[WHAT NEEDS TO BE DONE]
Copy each line that contains the word "running".

Stored data entries
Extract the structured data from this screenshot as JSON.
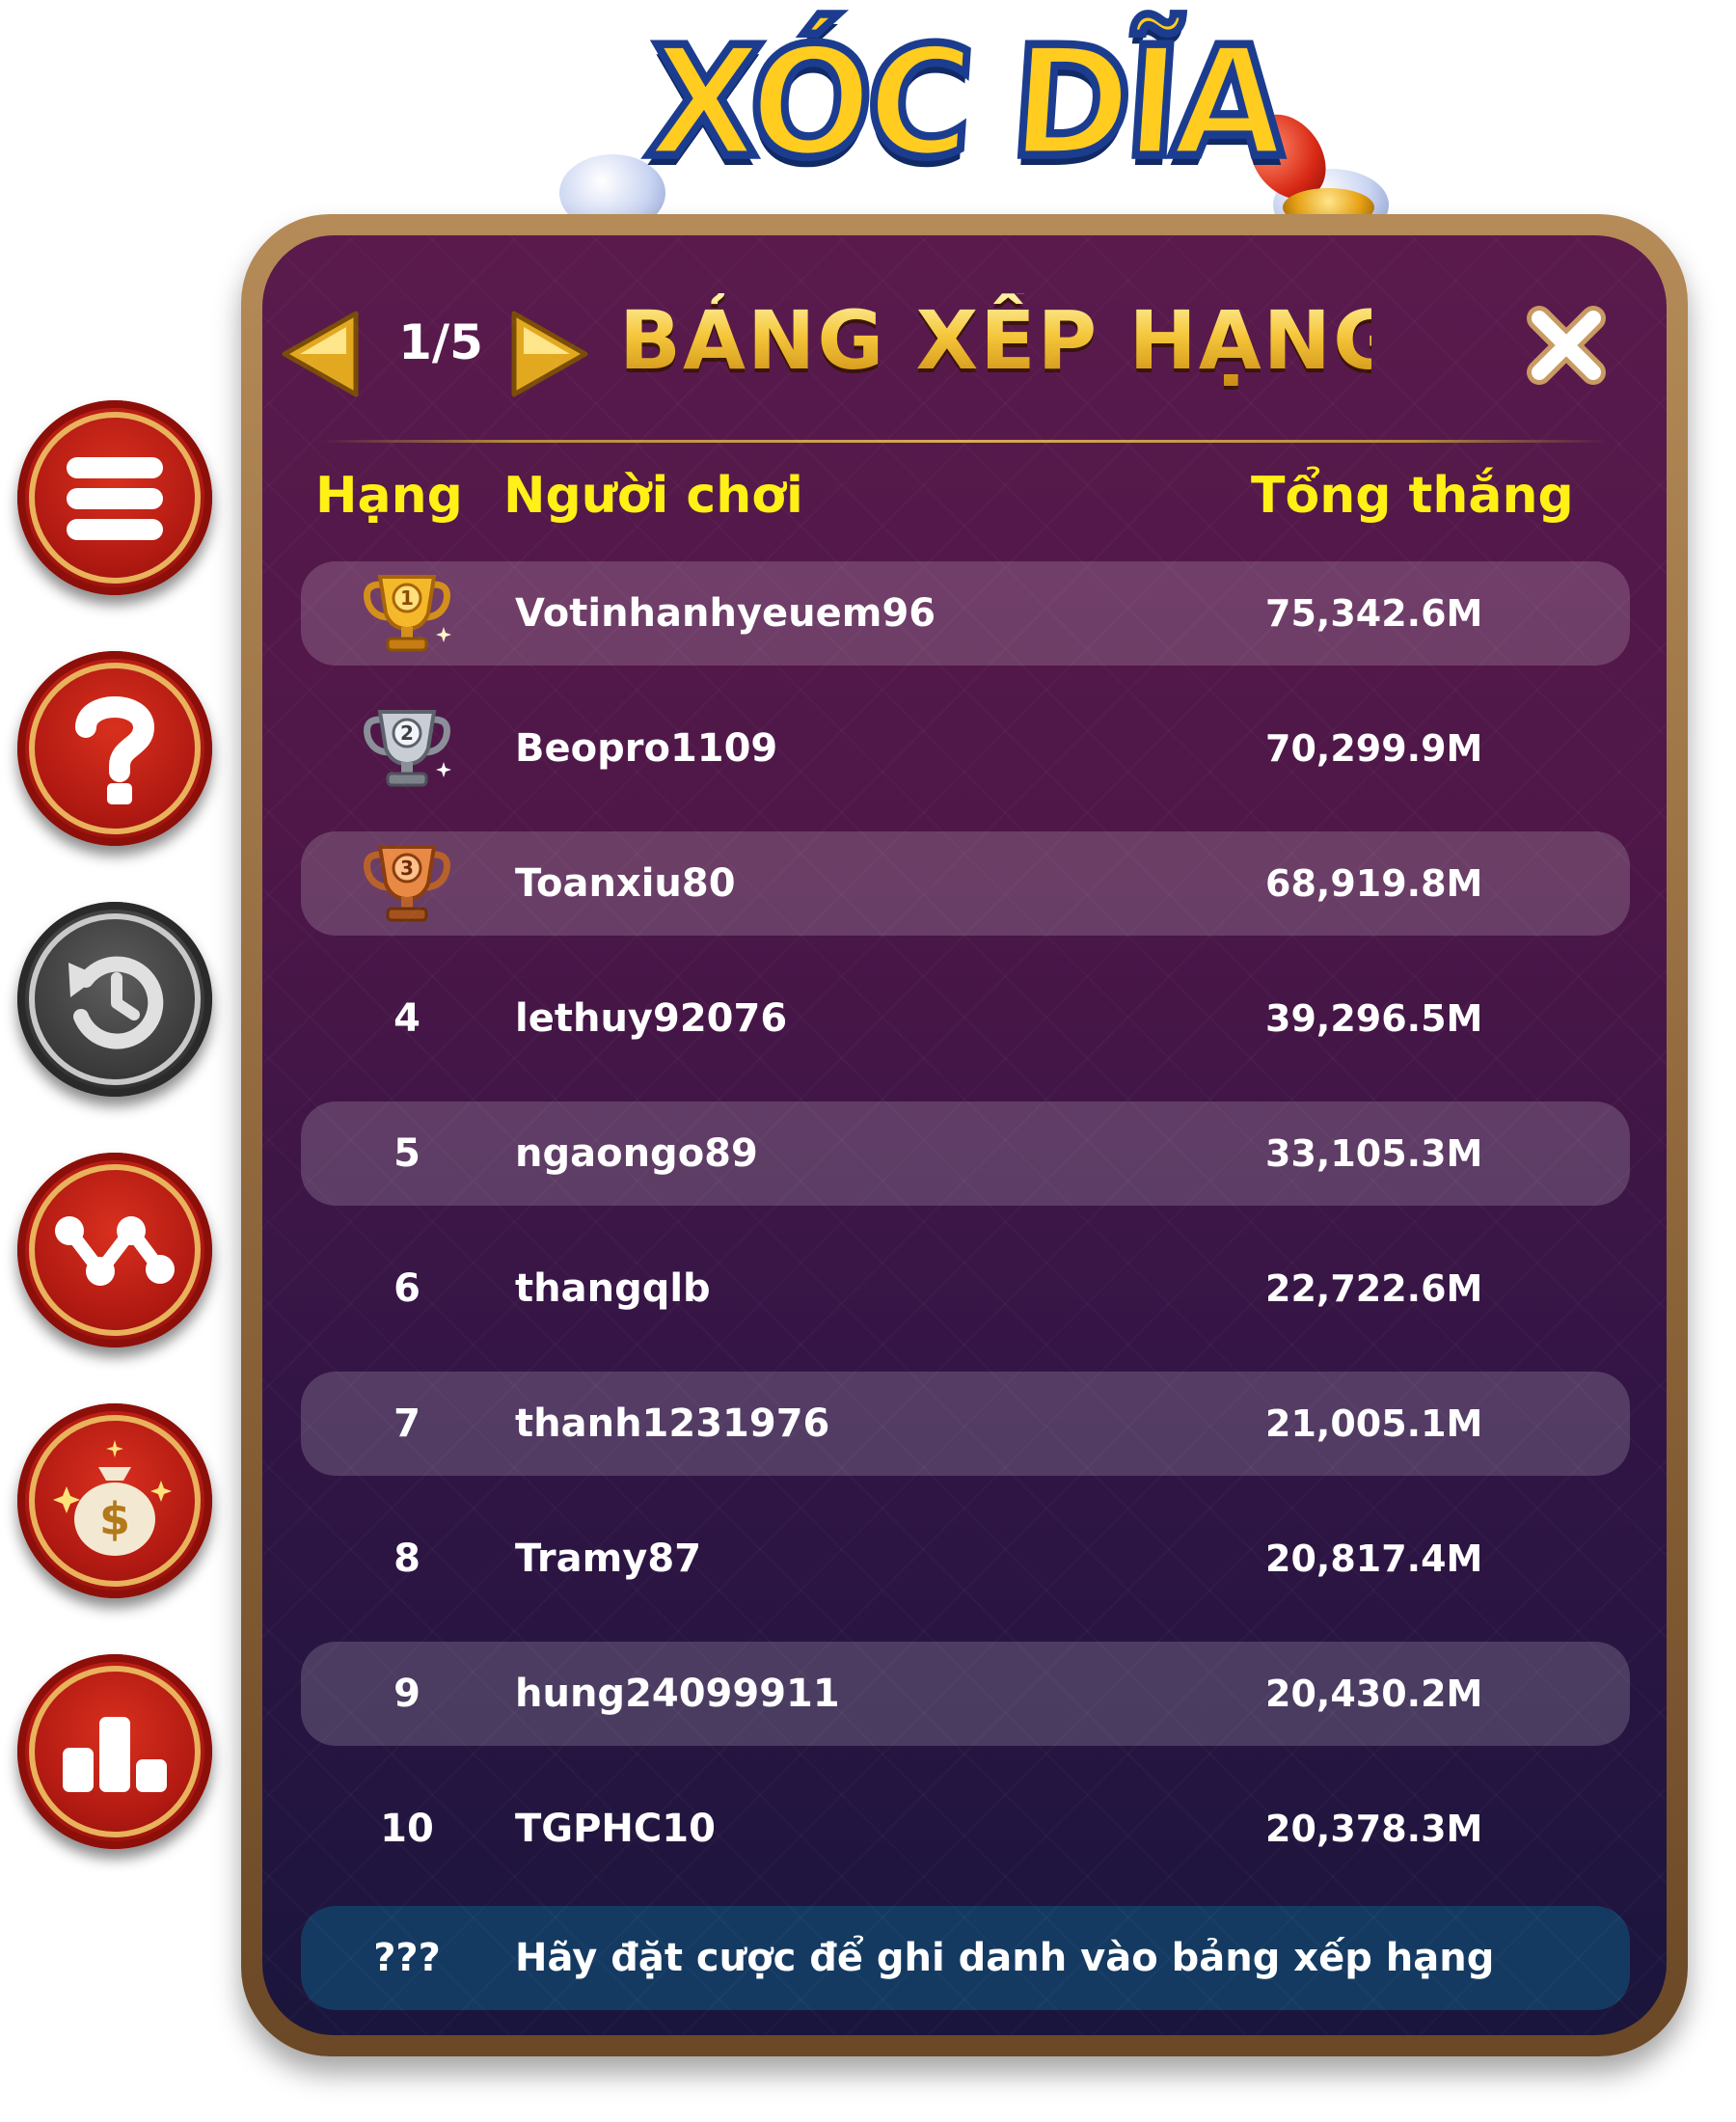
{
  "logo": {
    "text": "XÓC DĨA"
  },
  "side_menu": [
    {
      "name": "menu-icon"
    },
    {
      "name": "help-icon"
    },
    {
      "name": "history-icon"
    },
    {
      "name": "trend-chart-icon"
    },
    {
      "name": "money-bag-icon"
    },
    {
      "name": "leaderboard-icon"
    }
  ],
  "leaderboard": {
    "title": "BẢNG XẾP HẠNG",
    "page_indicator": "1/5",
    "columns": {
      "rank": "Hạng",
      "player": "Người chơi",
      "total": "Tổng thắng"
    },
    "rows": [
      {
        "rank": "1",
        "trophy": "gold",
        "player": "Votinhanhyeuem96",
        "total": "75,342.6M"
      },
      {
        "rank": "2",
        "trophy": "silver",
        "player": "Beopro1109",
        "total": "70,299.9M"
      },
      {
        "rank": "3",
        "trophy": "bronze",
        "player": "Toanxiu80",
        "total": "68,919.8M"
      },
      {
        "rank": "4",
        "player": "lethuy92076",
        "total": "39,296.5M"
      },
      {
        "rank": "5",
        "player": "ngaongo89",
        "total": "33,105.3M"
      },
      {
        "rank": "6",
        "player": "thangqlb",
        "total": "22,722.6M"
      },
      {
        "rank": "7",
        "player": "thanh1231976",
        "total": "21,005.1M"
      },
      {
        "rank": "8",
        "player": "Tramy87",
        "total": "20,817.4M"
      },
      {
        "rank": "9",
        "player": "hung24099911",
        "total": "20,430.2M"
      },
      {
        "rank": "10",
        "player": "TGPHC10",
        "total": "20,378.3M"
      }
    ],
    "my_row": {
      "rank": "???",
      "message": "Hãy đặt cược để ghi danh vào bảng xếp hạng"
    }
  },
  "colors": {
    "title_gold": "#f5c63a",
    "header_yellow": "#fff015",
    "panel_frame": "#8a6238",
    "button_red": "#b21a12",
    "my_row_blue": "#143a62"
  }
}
==
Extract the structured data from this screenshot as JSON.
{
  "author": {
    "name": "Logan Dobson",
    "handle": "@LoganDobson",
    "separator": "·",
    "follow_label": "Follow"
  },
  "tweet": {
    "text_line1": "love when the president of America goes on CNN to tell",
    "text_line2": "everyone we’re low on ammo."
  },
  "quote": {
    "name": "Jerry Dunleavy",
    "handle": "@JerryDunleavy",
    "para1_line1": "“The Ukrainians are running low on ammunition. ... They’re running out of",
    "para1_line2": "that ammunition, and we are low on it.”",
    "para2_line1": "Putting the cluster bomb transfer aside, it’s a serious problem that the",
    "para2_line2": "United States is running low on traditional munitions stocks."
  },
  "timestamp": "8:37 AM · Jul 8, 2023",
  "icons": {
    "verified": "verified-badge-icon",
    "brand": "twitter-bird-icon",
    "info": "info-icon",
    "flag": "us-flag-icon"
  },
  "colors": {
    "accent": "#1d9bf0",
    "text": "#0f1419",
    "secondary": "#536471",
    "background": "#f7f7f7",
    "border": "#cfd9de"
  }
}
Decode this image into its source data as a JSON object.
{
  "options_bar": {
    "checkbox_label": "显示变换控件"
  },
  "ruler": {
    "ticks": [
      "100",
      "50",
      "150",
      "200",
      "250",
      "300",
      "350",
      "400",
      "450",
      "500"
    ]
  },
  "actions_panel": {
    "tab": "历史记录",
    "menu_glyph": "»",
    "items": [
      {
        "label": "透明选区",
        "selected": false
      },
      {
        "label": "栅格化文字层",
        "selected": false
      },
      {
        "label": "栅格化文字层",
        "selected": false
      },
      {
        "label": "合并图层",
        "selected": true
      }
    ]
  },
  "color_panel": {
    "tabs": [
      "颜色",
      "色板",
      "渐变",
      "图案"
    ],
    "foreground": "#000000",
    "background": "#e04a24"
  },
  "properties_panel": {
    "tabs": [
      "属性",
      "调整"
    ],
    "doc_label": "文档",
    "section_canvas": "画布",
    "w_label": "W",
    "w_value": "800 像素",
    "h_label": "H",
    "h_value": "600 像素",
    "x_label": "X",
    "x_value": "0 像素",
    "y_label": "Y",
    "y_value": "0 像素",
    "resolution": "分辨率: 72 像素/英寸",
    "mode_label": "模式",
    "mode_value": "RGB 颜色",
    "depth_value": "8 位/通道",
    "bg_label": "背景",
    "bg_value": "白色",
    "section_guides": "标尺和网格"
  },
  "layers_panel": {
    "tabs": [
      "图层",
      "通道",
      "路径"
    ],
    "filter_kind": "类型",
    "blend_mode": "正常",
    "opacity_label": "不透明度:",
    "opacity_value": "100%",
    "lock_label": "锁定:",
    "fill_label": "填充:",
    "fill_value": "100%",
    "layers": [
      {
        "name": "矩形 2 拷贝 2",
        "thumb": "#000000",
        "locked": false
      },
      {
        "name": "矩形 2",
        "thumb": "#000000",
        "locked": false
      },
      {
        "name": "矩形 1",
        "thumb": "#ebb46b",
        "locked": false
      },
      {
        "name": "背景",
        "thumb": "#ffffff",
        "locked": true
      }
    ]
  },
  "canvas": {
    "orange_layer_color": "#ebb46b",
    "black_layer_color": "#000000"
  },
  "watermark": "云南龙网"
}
--
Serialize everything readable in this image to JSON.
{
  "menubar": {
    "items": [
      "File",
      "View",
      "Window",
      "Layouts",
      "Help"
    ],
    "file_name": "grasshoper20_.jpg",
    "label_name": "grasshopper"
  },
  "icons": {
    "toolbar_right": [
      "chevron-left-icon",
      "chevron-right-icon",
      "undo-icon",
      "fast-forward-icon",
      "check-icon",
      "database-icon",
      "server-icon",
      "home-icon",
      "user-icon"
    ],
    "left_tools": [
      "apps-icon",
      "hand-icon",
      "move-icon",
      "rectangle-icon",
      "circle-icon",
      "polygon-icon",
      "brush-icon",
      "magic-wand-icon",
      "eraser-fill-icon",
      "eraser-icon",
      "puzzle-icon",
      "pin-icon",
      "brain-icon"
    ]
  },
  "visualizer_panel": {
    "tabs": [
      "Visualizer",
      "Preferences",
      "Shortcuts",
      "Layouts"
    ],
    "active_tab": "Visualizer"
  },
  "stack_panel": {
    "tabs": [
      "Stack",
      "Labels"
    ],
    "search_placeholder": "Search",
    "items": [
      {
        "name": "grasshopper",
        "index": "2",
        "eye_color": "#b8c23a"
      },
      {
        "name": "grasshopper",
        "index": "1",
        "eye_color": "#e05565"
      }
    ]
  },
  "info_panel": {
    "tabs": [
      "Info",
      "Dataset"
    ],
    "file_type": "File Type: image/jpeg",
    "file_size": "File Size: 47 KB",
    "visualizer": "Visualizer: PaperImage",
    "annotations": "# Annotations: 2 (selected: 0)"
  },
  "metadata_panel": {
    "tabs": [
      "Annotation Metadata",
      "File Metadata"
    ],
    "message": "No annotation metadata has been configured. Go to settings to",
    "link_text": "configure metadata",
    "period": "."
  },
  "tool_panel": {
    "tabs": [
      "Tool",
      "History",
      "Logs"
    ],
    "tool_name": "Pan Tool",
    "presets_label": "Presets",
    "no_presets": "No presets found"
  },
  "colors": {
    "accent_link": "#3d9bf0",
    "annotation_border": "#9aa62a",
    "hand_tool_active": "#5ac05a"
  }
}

[CORRECT ANSWER]
    "para1_line1": "“The Ukrainians are running low on ammunition. ... They’re running out of",
    "para2_line2": "United States is running low on traditional munitions stocks."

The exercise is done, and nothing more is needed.